Requirements
Write out the data again exactly, skipping every picture.

Given data
· · ·
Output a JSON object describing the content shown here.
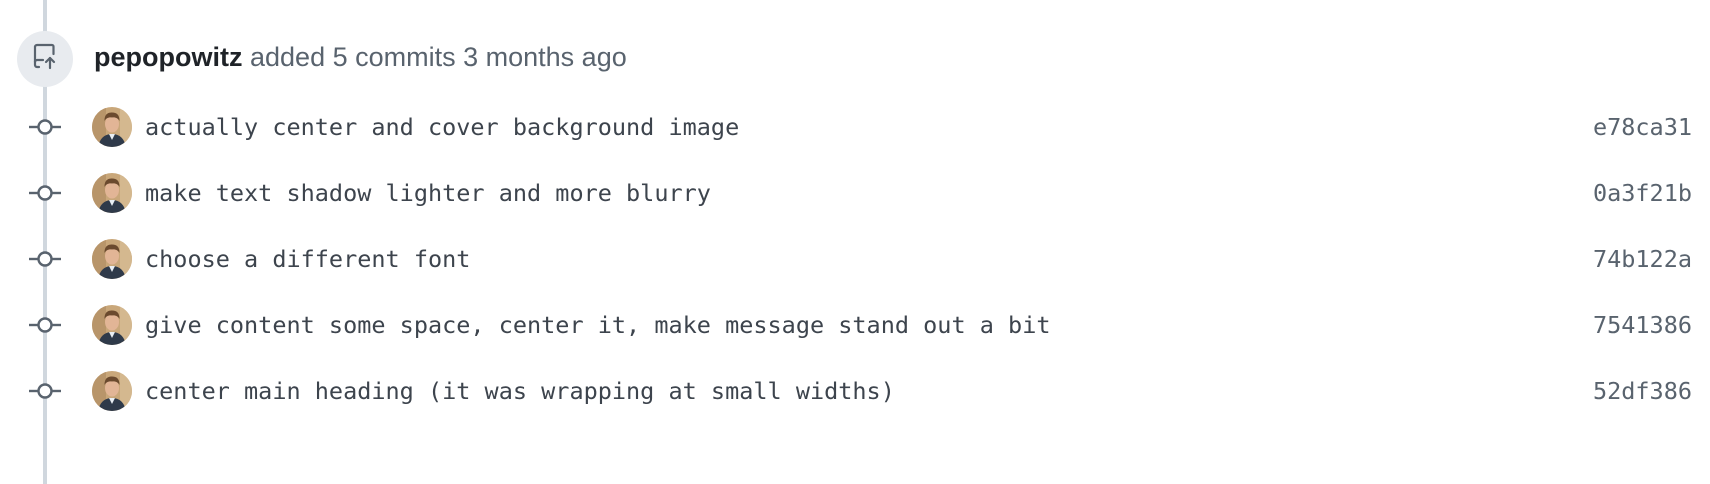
{
  "event": {
    "icon": "repo-push-icon",
    "author": "pepopowitz",
    "action_text": "added 5 commits",
    "time_ago": "3 months ago"
  },
  "commits": [
    {
      "message": "actually center and cover background image",
      "sha": "e78ca31",
      "avatar": "author-avatar"
    },
    {
      "message": "make text shadow lighter and more blurry",
      "sha": "0a3f21b",
      "avatar": "author-avatar"
    },
    {
      "message": "choose a different font",
      "sha": "74b122a",
      "avatar": "author-avatar"
    },
    {
      "message": "give content some space, center it, make message stand out a bit",
      "sha": "7541386",
      "avatar": "author-avatar"
    },
    {
      "message": "center main heading (it was wrapping at small widths)",
      "sha": "52df386",
      "avatar": "author-avatar"
    }
  ],
  "colors": {
    "timeline": "#d0d7de",
    "badge_bg": "#e8ebef",
    "icon": "#59636e",
    "text_primary": "#1f2328",
    "text_muted": "#59636e"
  }
}
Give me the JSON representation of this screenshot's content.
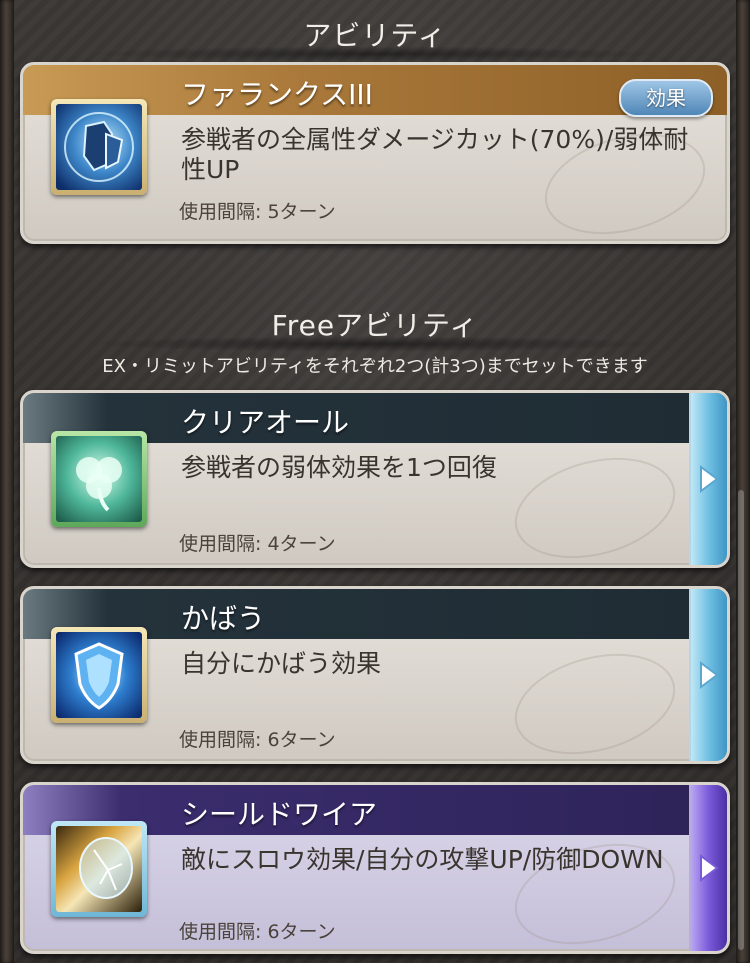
{
  "sections": {
    "ability_title": "アビリティ",
    "free_ability_title": "Freeアビリティ",
    "free_ability_note": "EX・リミットアビリティをそれぞれ2つ(計3つ)までセットできます"
  },
  "main_ability": {
    "name": "ファランクスIII",
    "description": "参戦者の全属性ダメージカット(70%)/弱体耐性UP",
    "interval": "使用間隔: 5ターン",
    "effect_button": "効果",
    "icon": "knight-shield-icon"
  },
  "free_abilities": [
    {
      "name": "クリアオール",
      "description": "参戦者の弱体効果を1つ回復",
      "interval": "使用間隔: 4ターン",
      "icon": "clover-icon"
    },
    {
      "name": "かばう",
      "description": "自分にかばう効果",
      "interval": "使用間隔: 6ターン",
      "icon": "shield-icon"
    },
    {
      "name": "シールドワイア",
      "description": "敵にスロウ効果/自分の攻撃UP/防御DOWN",
      "interval": "使用間隔: 6ターン",
      "icon": "shield-shatter-icon"
    }
  ],
  "colors": {
    "main_band": "#a9783a",
    "free_band_dark": "#24323b",
    "arrow_tab_blue": "#7cc6e6",
    "arrow_tab_purple": "#6b4fc2",
    "card_purple_bg": "#cbc6de"
  }
}
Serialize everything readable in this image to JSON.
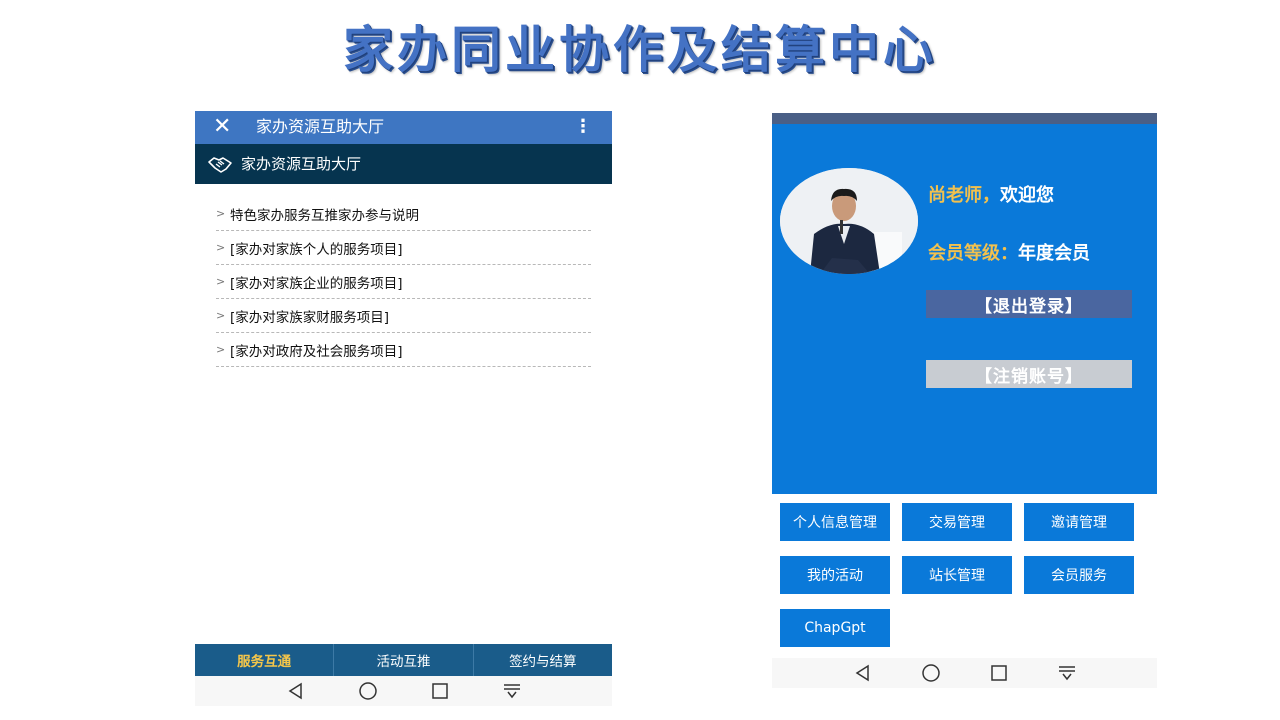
{
  "slide": {
    "title": "家办同业协作及结算中心"
  },
  "left_phone": {
    "topbar_title": "家办资源互助大厅",
    "header_title": "家办资源互助大厅",
    "list_items": [
      "特色家办服务互推家办参与说明",
      "[家办对家族个人的服务项目]",
      "[家办对家族企业的服务项目]",
      "[家办对家族家财服务项目]",
      "[家办对政府及社会服务项目]"
    ],
    "tabs": [
      "服务互通",
      "活动互推",
      "签约与结算"
    ],
    "active_tab": "服务互通"
  },
  "right_phone": {
    "greeting_name": "尚老师，",
    "greeting_welcome": "欢迎您",
    "level_label": "会员等级：",
    "level_value": "年度会员",
    "logout_label": "【退出登录】",
    "cancel_account_label": "【注销账号】",
    "tiles": [
      "个人信息管理",
      "交易管理",
      "邀请管理",
      "我的活动",
      "站长管理",
      "会员服务",
      "ChapGpt"
    ]
  },
  "colors": {
    "title_blue": "#4472c4",
    "topbar_blue": "#3e76c2",
    "header_navy": "#06344f",
    "tabbar_blue": "#1a5c8a",
    "active_tab_gold": "#f5c64a",
    "panel_blue": "#0a79d9",
    "greeting_gold": "#f2c14e",
    "logout_bg": "#4a66a0",
    "cancel_bg": "#c8ccd2"
  },
  "icons": {
    "close": "close-icon",
    "more": "more-vertical-icon",
    "header": "handshake-icon",
    "nav": [
      "back-triangle-icon",
      "home-circle-icon",
      "recents-square-icon",
      "notification-pull-icon"
    ]
  }
}
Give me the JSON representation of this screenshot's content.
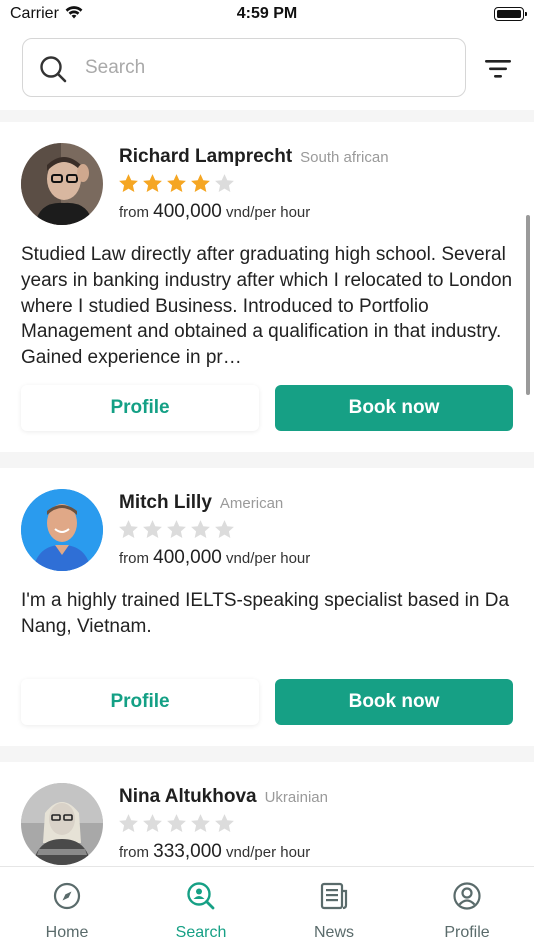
{
  "status_bar": {
    "carrier": "Carrier",
    "time": "4:59 PM"
  },
  "search": {
    "placeholder": "Search",
    "value": ""
  },
  "tutors": [
    {
      "name": "Richard Lamprecht",
      "nationality": "South african",
      "rating": 4,
      "price_prefix": "from",
      "price": "400,000",
      "price_unit": "vnd/per hour",
      "bio": "Studied Law directly after graduating high school. Several years in banking industry after which I relocated to London where I studied Business. Introduced to Portfolio Management and obtained a qualification in that industry. Gained experience in pr…",
      "profile_label": "Profile",
      "book_label": "Book now"
    },
    {
      "name": "Mitch Lilly",
      "nationality": "American",
      "rating": 0,
      "price_prefix": "from",
      "price": "400,000",
      "price_unit": "vnd/per hour",
      "bio": "I'm a highly trained IELTS-speaking specialist based in Da Nang, Vietnam.",
      "profile_label": "Profile",
      "book_label": "Book now"
    },
    {
      "name": "Nina Altukhova",
      "nationality": "Ukrainian",
      "rating": 0,
      "price_prefix": "from",
      "price": "333,000",
      "price_unit": "vnd/per hour"
    }
  ],
  "tabbar": {
    "items": [
      {
        "label": "Home",
        "icon": "compass-icon",
        "active": false
      },
      {
        "label": "Search",
        "icon": "search-person-icon",
        "active": true
      },
      {
        "label": "News",
        "icon": "newspaper-icon",
        "active": false
      },
      {
        "label": "Profile",
        "icon": "user-circle-icon",
        "active": false
      }
    ]
  },
  "colors": {
    "accent": "#16a085",
    "star_filled": "#f5a623",
    "star_empty": "#dcdcdc"
  }
}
· · ·
Task response
Output a JSON object describing the content shown here.
{
  "event": {
    "icon": "repo-push-icon",
    "author": "pepopowitz",
    "action_text": "added 5 commits",
    "time_ago": "3 months ago"
  },
  "commits": [
    {
      "message": "actually center and cover background image",
      "sha": "e78ca31",
      "avatar": "author-avatar"
    },
    {
      "message": "make text shadow lighter and more blurry",
      "sha": "0a3f21b",
      "avatar": "author-avatar"
    },
    {
      "message": "choose a different font",
      "sha": "74b122a",
      "avatar": "author-avatar"
    },
    {
      "message": "give content some space, center it, make message stand out a bit",
      "sha": "7541386",
      "avatar": "author-avatar"
    },
    {
      "message": "center main heading (it was wrapping at small widths)",
      "sha": "52df386",
      "avatar": "author-avatar"
    }
  ],
  "colors": {
    "timeline": "#d0d7de",
    "badge_bg": "#e8ebef",
    "icon": "#59636e",
    "text_primary": "#1f2328",
    "text_muted": "#59636e"
  }
}
Give me the JSON representation of this screenshot's content.
{
  "sections": {
    "ability_title": "アビリティ",
    "free_ability_title": "Freeアビリティ",
    "free_ability_note": "EX・リミットアビリティをそれぞれ2つ(計3つ)までセットできます"
  },
  "main_ability": {
    "name": "ファランクスIII",
    "description": "参戦者の全属性ダメージカット(70%)/弱体耐性UP",
    "interval": "使用間隔: 5ターン",
    "effect_button": "効果",
    "icon": "knight-shield-icon"
  },
  "free_abilities": [
    {
      "name": "クリアオール",
      "description": "参戦者の弱体効果を1つ回復",
      "interval": "使用間隔: 4ターン",
      "icon": "clover-icon"
    },
    {
      "name": "かばう",
      "description": "自分にかばう効果",
      "interval": "使用間隔: 6ターン",
      "icon": "shield-icon"
    },
    {
      "name": "シールドワイア",
      "description": "敵にスロウ効果/自分の攻撃UP/防御DOWN",
      "interval": "使用間隔: 6ターン",
      "icon": "shield-shatter-icon"
    }
  ],
  "colors": {
    "main_band": "#a9783a",
    "free_band_dark": "#24323b",
    "arrow_tab_blue": "#7cc6e6",
    "arrow_tab_purple": "#6b4fc2",
    "card_purple_bg": "#cbc6de"
  }
}
Serialize everything readable in this image to JSON.
{
  "slide": {
    "title": "家办同业协作及结算中心"
  },
  "left_phone": {
    "topbar_title": "家办资源互助大厅",
    "header_title": "家办资源互助大厅",
    "list_items": [
      "特色家办服务互推家办参与说明",
      "[家办对家族个人的服务项目]",
      "[家办对家族企业的服务项目]",
      "[家办对家族家财服务项目]",
      "[家办对政府及社会服务项目]"
    ],
    "tabs": [
      "服务互通",
      "活动互推",
      "签约与结算"
    ],
    "active_tab": "服务互通"
  },
  "right_phone": {
    "greeting_name": "尚老师，",
    "greeting_welcome": "欢迎您",
    "level_label": "会员等级：",
    "level_value": "年度会员",
    "logout_label": "【退出登录】",
    "cancel_account_label": "【注销账号】",
    "tiles": [
      "个人信息管理",
      "交易管理",
      "邀请管理",
      "我的活动",
      "站长管理",
      "会员服务",
      "ChapGpt"
    ]
  },
  "colors": {
    "title_blue": "#4472c4",
    "topbar_blue": "#3e76c2",
    "header_navy": "#06344f",
    "tabbar_blue": "#1a5c8a",
    "active_tab_gold": "#f5c64a",
    "panel_blue": "#0a79d9",
    "greeting_gold": "#f2c14e",
    "logout_bg": "#4a66a0",
    "cancel_bg": "#c8ccd2"
  },
  "icons": {
    "close": "close-icon",
    "more": "more-vertical-icon",
    "header": "handshake-icon",
    "nav": [
      "back-triangle-icon",
      "home-circle-icon",
      "recents-square-icon",
      "notification-pull-icon"
    ]
  }
}
Give me the JSON representation of this screenshot's content.
{
  "status_bar": {
    "carrier": "Carrier",
    "time": "4:59 PM"
  },
  "search": {
    "placeholder": "Search",
    "value": ""
  },
  "tutors": [
    {
      "name": "Richard Lamprecht",
      "nationality": "South african",
      "rating": 4,
      "price_prefix": "from",
      "price": "400,000",
      "price_unit": "vnd/per hour",
      "bio": "Studied Law directly after graduating high school. Several years in banking industry after which I relocated to London where I studied Business. Introduced to Portfolio Management and obtained a qualification in that industry. Gained experience in pr…",
      "profile_label": "Profile",
      "book_label": "Book now"
    },
    {
      "name": "Mitch Lilly",
      "nationality": "American",
      "rating": 0,
      "price_prefix": "from",
      "price": "400,000",
      "price_unit": "vnd/per hour",
      "bio": "I'm a highly trained IELTS-speaking specialist based in Da Nang, Vietnam.",
      "profile_label": "Profile",
      "book_label": "Book now"
    },
    {
      "name": "Nina Altukhova",
      "nationality": "Ukrainian",
      "rating": 0,
      "price_prefix": "from",
      "price": "333,000",
      "price_unit": "vnd/per hour"
    }
  ],
  "tabbar": {
    "items": [
      {
        "label": "Home",
        "icon": "compass-icon",
        "active": false
      },
      {
        "label": "Search",
        "icon": "search-person-icon",
        "active": true
      },
      {
        "label": "News",
        "icon": "newspaper-icon",
        "active": false
      },
      {
        "label": "Profile",
        "icon": "user-circle-icon",
        "active": false
      }
    ]
  },
  "colors": {
    "accent": "#16a085",
    "star_filled": "#f5a623",
    "star_empty": "#dcdcdc"
  }
}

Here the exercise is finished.